[TASK BRIEF] Would you return the complete listing below word for word?

-*-*-

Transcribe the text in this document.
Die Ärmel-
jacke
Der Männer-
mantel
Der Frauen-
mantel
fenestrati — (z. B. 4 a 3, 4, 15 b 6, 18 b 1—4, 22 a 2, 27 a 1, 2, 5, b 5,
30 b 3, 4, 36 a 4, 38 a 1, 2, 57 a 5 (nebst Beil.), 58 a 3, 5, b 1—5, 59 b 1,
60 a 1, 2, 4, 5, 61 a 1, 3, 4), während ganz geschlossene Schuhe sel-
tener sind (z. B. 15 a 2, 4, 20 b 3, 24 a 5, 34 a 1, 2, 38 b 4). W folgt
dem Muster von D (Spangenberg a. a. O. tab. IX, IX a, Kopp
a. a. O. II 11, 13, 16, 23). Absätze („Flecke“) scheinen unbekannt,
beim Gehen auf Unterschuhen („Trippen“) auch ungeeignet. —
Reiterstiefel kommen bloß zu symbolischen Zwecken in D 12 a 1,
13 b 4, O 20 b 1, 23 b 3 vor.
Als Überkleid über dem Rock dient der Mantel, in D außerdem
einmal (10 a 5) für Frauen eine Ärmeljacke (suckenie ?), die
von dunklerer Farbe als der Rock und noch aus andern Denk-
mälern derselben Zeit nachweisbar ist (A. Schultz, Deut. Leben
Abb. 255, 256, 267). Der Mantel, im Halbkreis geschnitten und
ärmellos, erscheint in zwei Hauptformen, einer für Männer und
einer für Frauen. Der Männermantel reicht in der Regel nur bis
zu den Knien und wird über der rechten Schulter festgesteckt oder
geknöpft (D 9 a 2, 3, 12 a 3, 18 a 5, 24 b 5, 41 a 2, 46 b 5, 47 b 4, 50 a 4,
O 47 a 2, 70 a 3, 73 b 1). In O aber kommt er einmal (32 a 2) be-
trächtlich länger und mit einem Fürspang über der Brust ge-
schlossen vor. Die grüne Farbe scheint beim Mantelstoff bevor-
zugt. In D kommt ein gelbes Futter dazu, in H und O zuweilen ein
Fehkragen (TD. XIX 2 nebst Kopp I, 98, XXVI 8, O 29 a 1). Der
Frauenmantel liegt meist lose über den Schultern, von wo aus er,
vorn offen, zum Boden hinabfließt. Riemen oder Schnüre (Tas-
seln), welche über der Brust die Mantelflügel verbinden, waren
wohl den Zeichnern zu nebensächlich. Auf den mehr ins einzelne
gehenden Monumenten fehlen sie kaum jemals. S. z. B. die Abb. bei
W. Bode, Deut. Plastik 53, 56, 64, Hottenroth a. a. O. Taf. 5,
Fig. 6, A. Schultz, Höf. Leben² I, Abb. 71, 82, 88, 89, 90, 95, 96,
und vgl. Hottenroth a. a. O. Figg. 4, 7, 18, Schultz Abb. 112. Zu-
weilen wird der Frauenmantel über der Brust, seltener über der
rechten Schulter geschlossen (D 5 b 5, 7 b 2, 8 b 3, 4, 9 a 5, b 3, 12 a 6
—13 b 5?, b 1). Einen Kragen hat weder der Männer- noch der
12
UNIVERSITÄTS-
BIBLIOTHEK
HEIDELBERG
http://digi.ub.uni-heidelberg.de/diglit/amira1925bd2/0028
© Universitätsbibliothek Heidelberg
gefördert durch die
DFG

-*-*-

[EXERCISE RESULT]
Transcribe the text in this document.
Die Ärmel-
jacke
Der Männer-
mantel
Der Frauen-
mantel
fenestrati — (z. B. 4 a 3, 4, 15 b 6, 18 b 1—4, 22 a 2, 27 a 1, 2, 5, b 5,
30 b 3, 4, 36 a 4, 38 a 1, 2, 57 a 5 (nebst Beil.), 58 a 3, 5, b 1—5, 59 b 1,
60 a 1, 2, 4, 5, 61 a 1, 3, 4), während ganz geschlossene Schuhe sel-
tener sind (z. B. 15 a 2, 4, 20 b 3, 24 a 5, 34 a 1, 2, 38 b 4). W folgt
dem Muster von D (Spangenberg a. a. O. tab. IX, IX a, Kopp
a. a. O. II 11, 13, 16, 23). Absätze („Flecke“) scheinen unbekannt,
beim Gehen auf Unterschuhen („Trippen“) auch ungeeignet. —
Reiterstiefel kommen bloß zu symbolischen Zwecken in D 12 a 1,
13 b 4, O 20 b 1, 23 b 3 vor.
Als Überkleid über dem Rock dient der Mantel, in D außerdem
einmal (10 a 5) für Frauen eine Ärmeljacke (suckenie ?), die
von dunklerer Farbe als der Rock und noch aus andern Denk-
mälern derselben Zeit nachweisbar ist (A. Schultz, Deut. Leben
Abb. 255, 256, 267). Der Mantel, im Halbkreis geschnitten und
ärmellos, erscheint in zwei Hauptformen, einer für Männer und
einer für Frauen. Der Männermantel reicht in der Regel nur bis
zu den Knien und wird über der rechten Schulter festgesteckt oder
geknöpft (D 9 a 2, 3, 12 a 3, 18 a 5, 24 b 5, 41 a 2, 46 b 5, 47 b 4, 50 a 4,
O 47 a 2, 70 a 3, 73 b 1). In O aber kommt er einmal (32 a 2) be-
trächtlich länger und mit einem Fürspang über der Brust ge-
schlossen vor. Die grüne Farbe scheint beim Mantelstoff bevor-
zugt. In D kommt ein gelbes Futter dazu, in H und O zuweilen ein
Fehkragen (TD. XIX 2 nebst Kopp I, 98, XXVI 8, O 29 a 1). Der
Frauenmantel liegt meist lose über den Schultern, von wo aus er,
vorn offen, zum Boden hinabfließt. Riemen oder Schnüre (Tas-
seln), welche über der Brust die Mantelflügel verbinden, waren
wohl den Zeichnern zu nebensächlich. Auf den mehr ins einzelne
gehenden Monumenten fehlen sie kaum jemals. S. z. B. die Abb. bei
W. Bode, Deut. Plastik 53, 56, 64, Hottenroth a. a. O. Taf. 5,
Fig. 6, A. Schultz, Höf. Leben² I, Abb. 71, 82, 88, 89, 90, 95, 96,
und vgl. Hottenroth a. a. O. Figg. 4, 7, 18, Schultz Abb. 112. Zu-
weilen wird der Frauenmantel über der Brust, seltener über der
rechten Schulter geschlossen (D 5 b 5, 7 b 2, 8 b 3, 4, 9 a 5, b 3, 12 a 6
—13 b 5?, b 1). Einen Kragen hat weder der Männer- noch der
12
UNIVERSITÄTS-
BIBLIOTHEK
HEIDELBERG
http://digi.ub.uni-heidelberg.de/diglit/amira1925bd2/0028
© Universitätsbibliothek Heidelberg
gefördert durch die
DFG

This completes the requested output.